### [Data provided]
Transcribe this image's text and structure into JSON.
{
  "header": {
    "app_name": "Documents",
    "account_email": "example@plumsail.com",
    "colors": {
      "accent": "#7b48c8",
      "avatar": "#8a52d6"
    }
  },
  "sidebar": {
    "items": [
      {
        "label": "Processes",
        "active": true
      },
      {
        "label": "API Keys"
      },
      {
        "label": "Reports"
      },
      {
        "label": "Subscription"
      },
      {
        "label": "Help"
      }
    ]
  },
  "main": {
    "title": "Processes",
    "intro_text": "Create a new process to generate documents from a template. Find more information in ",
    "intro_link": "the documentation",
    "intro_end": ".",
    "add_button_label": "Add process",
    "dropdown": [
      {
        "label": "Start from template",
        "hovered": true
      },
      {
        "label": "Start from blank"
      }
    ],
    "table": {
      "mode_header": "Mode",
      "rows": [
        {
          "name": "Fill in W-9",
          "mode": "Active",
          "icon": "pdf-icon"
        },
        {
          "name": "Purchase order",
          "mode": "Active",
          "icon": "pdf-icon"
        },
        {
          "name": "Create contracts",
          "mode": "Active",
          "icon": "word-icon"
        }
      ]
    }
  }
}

---

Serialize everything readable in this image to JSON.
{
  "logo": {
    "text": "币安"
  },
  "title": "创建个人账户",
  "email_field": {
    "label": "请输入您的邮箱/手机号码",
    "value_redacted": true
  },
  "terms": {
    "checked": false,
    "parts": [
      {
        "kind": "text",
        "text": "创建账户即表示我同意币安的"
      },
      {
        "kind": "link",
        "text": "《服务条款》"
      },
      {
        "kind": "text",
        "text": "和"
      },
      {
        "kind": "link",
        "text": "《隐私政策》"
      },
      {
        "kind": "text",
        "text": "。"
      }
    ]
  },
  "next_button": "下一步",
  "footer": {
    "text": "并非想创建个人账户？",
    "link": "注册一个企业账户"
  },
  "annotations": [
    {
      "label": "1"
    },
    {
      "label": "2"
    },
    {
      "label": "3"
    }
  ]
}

### [Task instructions]
Say how many lines contain the string "JSON", giving nothing but the count.

### [The result]
2